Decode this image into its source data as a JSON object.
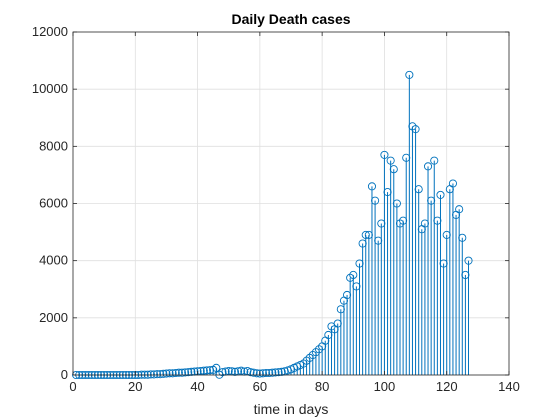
{
  "chart_data": {
    "type": "stem",
    "title": "Daily Death cases",
    "xlabel": "time in days",
    "ylabel": "",
    "xlim": [
      0,
      140
    ],
    "ylim": [
      0,
      12000
    ],
    "xticks": [
      0,
      20,
      40,
      60,
      80,
      100,
      120,
      140
    ],
    "yticks": [
      0,
      2000,
      4000,
      6000,
      8000,
      10000,
      12000
    ],
    "grid": true,
    "color": "#0072BD",
    "x": [
      1,
      2,
      3,
      4,
      5,
      6,
      7,
      8,
      9,
      10,
      11,
      12,
      13,
      14,
      15,
      16,
      17,
      18,
      19,
      20,
      21,
      22,
      23,
      24,
      25,
      26,
      27,
      28,
      29,
      30,
      31,
      32,
      33,
      34,
      35,
      36,
      37,
      38,
      39,
      40,
      41,
      42,
      43,
      44,
      45,
      46,
      47,
      48,
      49,
      50,
      51,
      52,
      53,
      54,
      55,
      56,
      57,
      58,
      59,
      60,
      61,
      62,
      63,
      64,
      65,
      66,
      67,
      68,
      69,
      70,
      71,
      72,
      73,
      74,
      75,
      76,
      77,
      78,
      79,
      80,
      81,
      82,
      83,
      84,
      85,
      86,
      87,
      88,
      89,
      90,
      91,
      92,
      93,
      94,
      95,
      96,
      97,
      98,
      99,
      100,
      101,
      102,
      103,
      104,
      105,
      106,
      107,
      108,
      109,
      110,
      111,
      112,
      113,
      114,
      115,
      116,
      117,
      118,
      119,
      120,
      121,
      122,
      123,
      124,
      125,
      126,
      127
    ],
    "y": [
      0,
      0,
      0,
      0,
      0,
      0,
      0,
      0,
      0,
      0,
      0,
      0,
      0,
      0,
      0,
      0,
      0,
      0,
      0,
      0,
      0,
      10,
      10,
      10,
      20,
      20,
      30,
      30,
      40,
      50,
      60,
      60,
      70,
      80,
      80,
      90,
      100,
      110,
      120,
      130,
      140,
      150,
      160,
      170,
      180,
      250,
      10,
      100,
      120,
      140,
      130,
      110,
      130,
      150,
      120,
      140,
      100,
      80,
      60,
      50,
      60,
      70,
      70,
      80,
      90,
      100,
      110,
      130,
      160,
      200,
      250,
      300,
      350,
      400,
      500,
      600,
      700,
      800,
      900,
      1000,
      1200,
      1400,
      1700,
      1600,
      1800,
      2300,
      2600,
      2800,
      3400,
      3500,
      3100,
      3900,
      4600,
      4900,
      4900,
      6600,
      6100,
      4700,
      5300,
      7700,
      6400,
      7500,
      7200,
      6000,
      5300,
      5400,
      7600,
      10500,
      8700,
      8600,
      6500,
      5100,
      5300,
      7300,
      6100,
      7500,
      5400,
      6300,
      3900,
      4900,
      6500,
      6700,
      5600,
      5800,
      4800,
      3500,
      4000
    ]
  }
}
■ ■ ■ ■
## Exercise requirements
Output the entries above exactly, without their pictures.

## Finished exercise
Decode this image into its source data as a JSON object.
{
  "chart_data": {
    "type": "stem",
    "title": "Daily Death cases",
    "xlabel": "time in days",
    "ylabel": "",
    "xlim": [
      0,
      140
    ],
    "ylim": [
      0,
      12000
    ],
    "xticks": [
      0,
      20,
      40,
      60,
      80,
      100,
      120,
      140
    ],
    "yticks": [
      0,
      2000,
      4000,
      6000,
      8000,
      10000,
      12000
    ],
    "grid": true,
    "color": "#0072BD",
    "x": [
      1,
      2,
      3,
      4,
      5,
      6,
      7,
      8,
      9,
      10,
      11,
      12,
      13,
      14,
      15,
      16,
      17,
      18,
      19,
      20,
      21,
      22,
      23,
      24,
      25,
      26,
      27,
      28,
      29,
      30,
      31,
      32,
      33,
      34,
      35,
      36,
      37,
      38,
      39,
      40,
      41,
      42,
      43,
      44,
      45,
      46,
      47,
      48,
      49,
      50,
      51,
      52,
      53,
      54,
      55,
      56,
      57,
      58,
      59,
      60,
      61,
      62,
      63,
      64,
      65,
      66,
      67,
      68,
      69,
      70,
      71,
      72,
      73,
      74,
      75,
      76,
      77,
      78,
      79,
      80,
      81,
      82,
      83,
      84,
      85,
      86,
      87,
      88,
      89,
      90,
      91,
      92,
      93,
      94,
      95,
      96,
      97,
      98,
      99,
      100,
      101,
      102,
      103,
      104,
      105,
      106,
      107,
      108,
      109,
      110,
      111,
      112,
      113,
      114,
      115,
      116,
      117,
      118,
      119,
      120,
      121,
      122,
      123,
      124,
      125,
      126,
      127
    ],
    "y": [
      0,
      0,
      0,
      0,
      0,
      0,
      0,
      0,
      0,
      0,
      0,
      0,
      0,
      0,
      0,
      0,
      0,
      0,
      0,
      0,
      0,
      10,
      10,
      10,
      20,
      20,
      30,
      30,
      40,
      50,
      60,
      60,
      70,
      80,
      80,
      90,
      100,
      110,
      120,
      130,
      140,
      150,
      160,
      170,
      180,
      250,
      10,
      100,
      120,
      140,
      130,
      110,
      130,
      150,
      120,
      140,
      100,
      80,
      60,
      50,
      60,
      70,
      70,
      80,
      90,
      100,
      110,
      130,
      160,
      200,
      250,
      300,
      350,
      400,
      500,
      600,
      700,
      800,
      900,
      1000,
      1200,
      1400,
      1700,
      1600,
      1800,
      2300,
      2600,
      2800,
      3400,
      3500,
      3100,
      3900,
      4600,
      4900,
      4900,
      6600,
      6100,
      4700,
      5300,
      7700,
      6400,
      7500,
      7200,
      6000,
      5300,
      5400,
      7600,
      10500,
      8700,
      8600,
      6500,
      5100,
      5300,
      7300,
      6100,
      7500,
      5400,
      6300,
      3900,
      4900,
      6500,
      6700,
      5600,
      5800,
      4800,
      3500,
      4000
    ]
  }
}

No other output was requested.